### MATERIAL FOR THE TASK:

-- Start --

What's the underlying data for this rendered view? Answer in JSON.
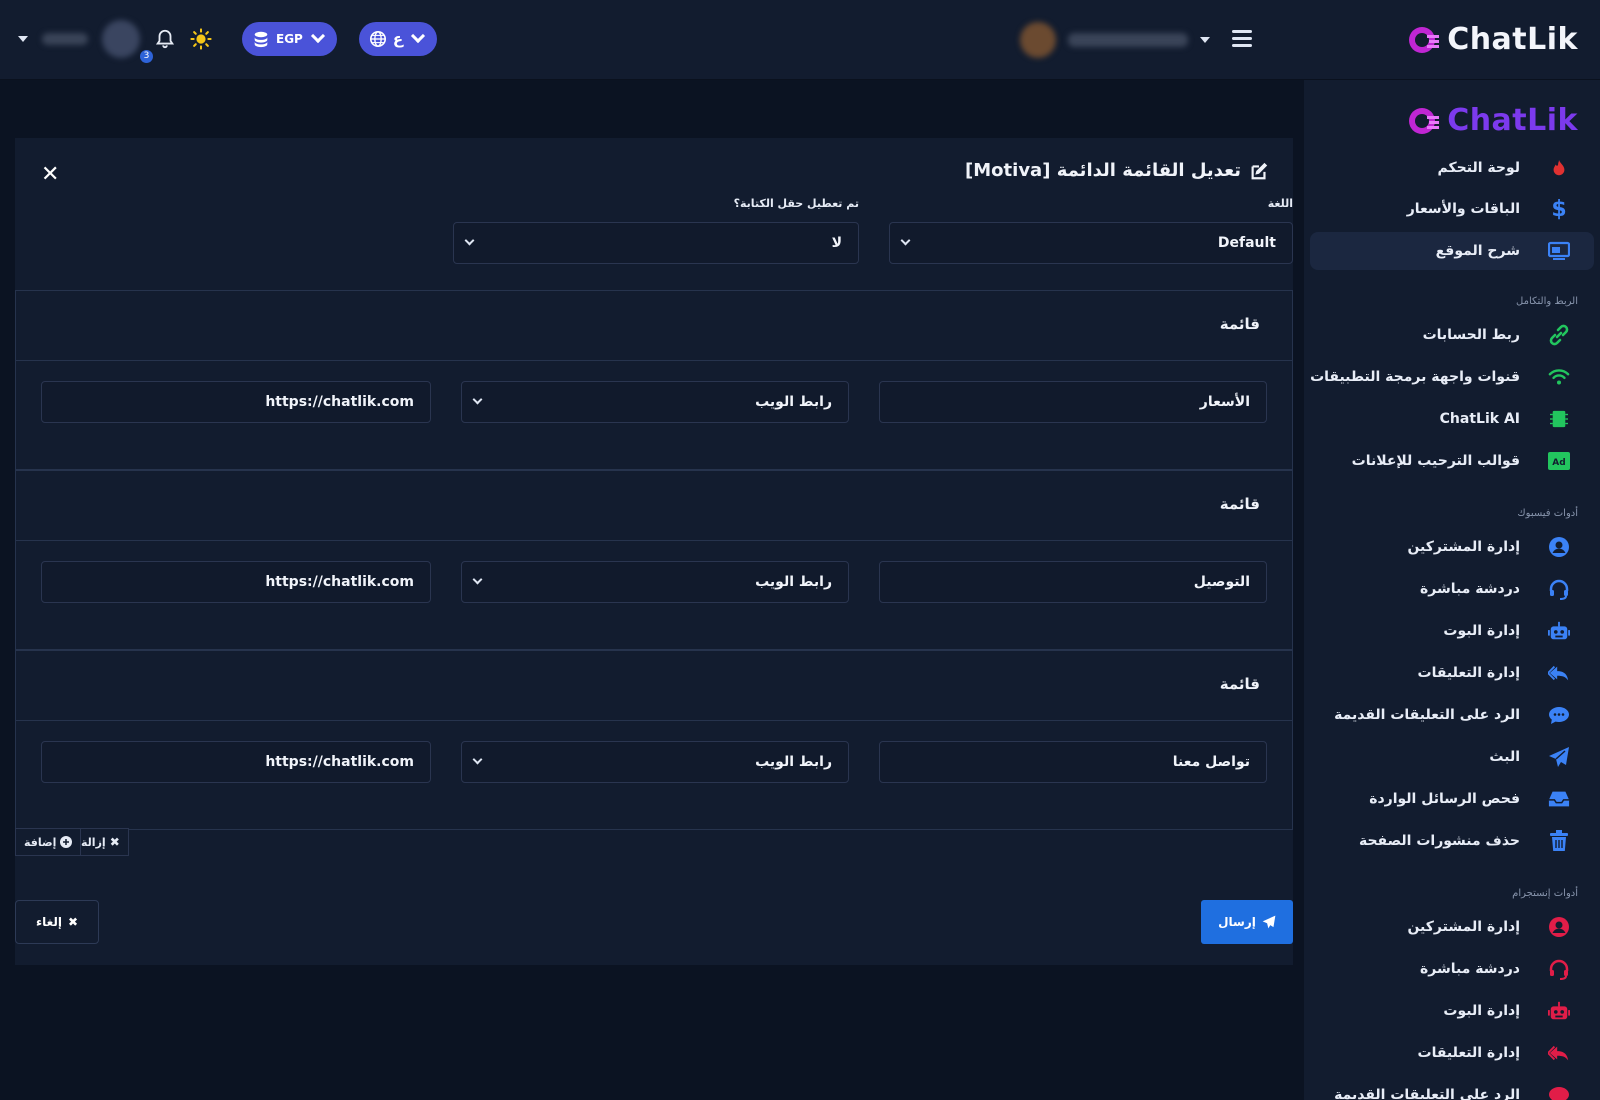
{
  "brand": {
    "name": "ChatLik",
    "accent": "#7c3aed"
  },
  "topbar": {
    "currency": "EGP",
    "language": "ع",
    "notification_count": "3"
  },
  "sidebar": {
    "items": [
      {
        "label": "لوحة التحكم",
        "icon": "flame-icon"
      },
      {
        "label": "الباقات والأسعار",
        "icon": "dollar-icon"
      },
      {
        "label": "شرح الموقع",
        "icon": "screen-icon"
      }
    ],
    "section_integration": "الربط والتكامل",
    "integration_items": [
      {
        "label": "ربط الحسابات",
        "icon": "link-icon"
      },
      {
        "label": "قنوات واجهة برمجة التطبيقات",
        "icon": "wifi-icon"
      },
      {
        "label": "ChatLik AI",
        "icon": "chip-icon"
      },
      {
        "label": "قوالب الترحيب للإعلانات",
        "icon": "ad-icon"
      }
    ],
    "section_facebook": "أدوات فيسبوك",
    "facebook_items": [
      {
        "label": "إدارة المشتركين",
        "icon": "user-icon"
      },
      {
        "label": "دردشة مباشرة",
        "icon": "headset-icon"
      },
      {
        "label": "إدارة البوت",
        "icon": "robot-icon"
      },
      {
        "label": "إدارة التعليقات",
        "icon": "reply-all-icon"
      },
      {
        "label": "الرد على التعليقات القديمة",
        "icon": "comment-icon"
      },
      {
        "label": "البث",
        "icon": "send-icon"
      },
      {
        "label": "فحص الرسائل الواردة",
        "icon": "inbox-icon"
      },
      {
        "label": "حذف منشورات الصفحة",
        "icon": "trash-icon"
      }
    ],
    "section_instagram": "أدوات إنستجرام",
    "instagram_items": [
      {
        "label": "إدارة المشتركين",
        "icon": "user-icon"
      },
      {
        "label": "دردشة مباشرة",
        "icon": "headset-icon"
      },
      {
        "label": "إدارة البوت",
        "icon": "robot-icon"
      },
      {
        "label": "إدارة التعليقات",
        "icon": "reply-all-icon"
      },
      {
        "label": "الرد على التعليقات القديمة",
        "icon": "comment-icon"
      }
    ]
  },
  "form": {
    "title": "تعديل القائمة الدائمة [Motiva]",
    "language_label": "اللغة",
    "language_value": "Default",
    "composer_label": "تم تعطيل حقل الكتابة؟",
    "composer_value": "لا",
    "menus": [
      {
        "heading": "قائمة",
        "title": "الأسعار",
        "type": "رابط الويب",
        "url": "https://chatlik.com"
      },
      {
        "heading": "قائمة",
        "title": "التوصيل",
        "type": "رابط الويب",
        "url": "https://chatlik.com"
      },
      {
        "heading": "قائمة",
        "title": "تواصل معنا",
        "type": "رابط الويب",
        "url": "https://chatlik.com"
      }
    ],
    "remove_label": "إزالة",
    "add_label": "إضافة",
    "send_label": "إرسال",
    "cancel_label": "إلغاء"
  }
}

-- End --

### STATED PROBLEM:
Return the listing above unchanged, apart from dropping its pictures.

### ANSWER FOR THE TASK:
What's the underlying data for this rendered view? Answer in JSON.
{
  "brand": {
    "name": "ChatLik",
    "accent": "#7c3aed"
  },
  "topbar": {
    "currency": "EGP",
    "language": "ع",
    "notification_count": "3"
  },
  "sidebar": {
    "items": [
      {
        "label": "لوحة التحكم",
        "icon": "flame-icon"
      },
      {
        "label": "الباقات والأسعار",
        "icon": "dollar-icon"
      },
      {
        "label": "شرح الموقع",
        "icon": "screen-icon"
      }
    ],
    "section_integration": "الربط والتكامل",
    "integration_items": [
      {
        "label": "ربط الحسابات",
        "icon": "link-icon"
      },
      {
        "label": "قنوات واجهة برمجة التطبيقات",
        "icon": "wifi-icon"
      },
      {
        "label": "ChatLik AI",
        "icon": "chip-icon"
      },
      {
        "label": "قوالب الترحيب للإعلانات",
        "icon": "ad-icon"
      }
    ],
    "section_facebook": "أدوات فيسبوك",
    "facebook_items": [
      {
        "label": "إدارة المشتركين",
        "icon": "user-icon"
      },
      {
        "label": "دردشة مباشرة",
        "icon": "headset-icon"
      },
      {
        "label": "إدارة البوت",
        "icon": "robot-icon"
      },
      {
        "label": "إدارة التعليقات",
        "icon": "reply-all-icon"
      },
      {
        "label": "الرد على التعليقات القديمة",
        "icon": "comment-icon"
      },
      {
        "label": "البث",
        "icon": "send-icon"
      },
      {
        "label": "فحص الرسائل الواردة",
        "icon": "inbox-icon"
      },
      {
        "label": "حذف منشورات الصفحة",
        "icon": "trash-icon"
      }
    ],
    "section_instagram": "أدوات إنستجرام",
    "instagram_items": [
      {
        "label": "إدارة المشتركين",
        "icon": "user-icon"
      },
      {
        "label": "دردشة مباشرة",
        "icon": "headset-icon"
      },
      {
        "label": "إدارة البوت",
        "icon": "robot-icon"
      },
      {
        "label": "إدارة التعليقات",
        "icon": "reply-all-icon"
      },
      {
        "label": "الرد على التعليقات القديمة",
        "icon": "comment-icon"
      }
    ]
  },
  "form": {
    "title": "تعديل القائمة الدائمة [Motiva]",
    "language_label": "اللغة",
    "language_value": "Default",
    "composer_label": "تم تعطيل حقل الكتابة؟",
    "composer_value": "لا",
    "menus": [
      {
        "heading": "قائمة",
        "title": "الأسعار",
        "type": "رابط الويب",
        "url": "https://chatlik.com"
      },
      {
        "heading": "قائمة",
        "title": "التوصيل",
        "type": "رابط الويب",
        "url": "https://chatlik.com"
      },
      {
        "heading": "قائمة",
        "title": "تواصل معنا",
        "type": "رابط الويب",
        "url": "https://chatlik.com"
      }
    ],
    "remove_label": "إزالة",
    "add_label": "إضافة",
    "send_label": "إرسال",
    "cancel_label": "إلغاء"
  }
}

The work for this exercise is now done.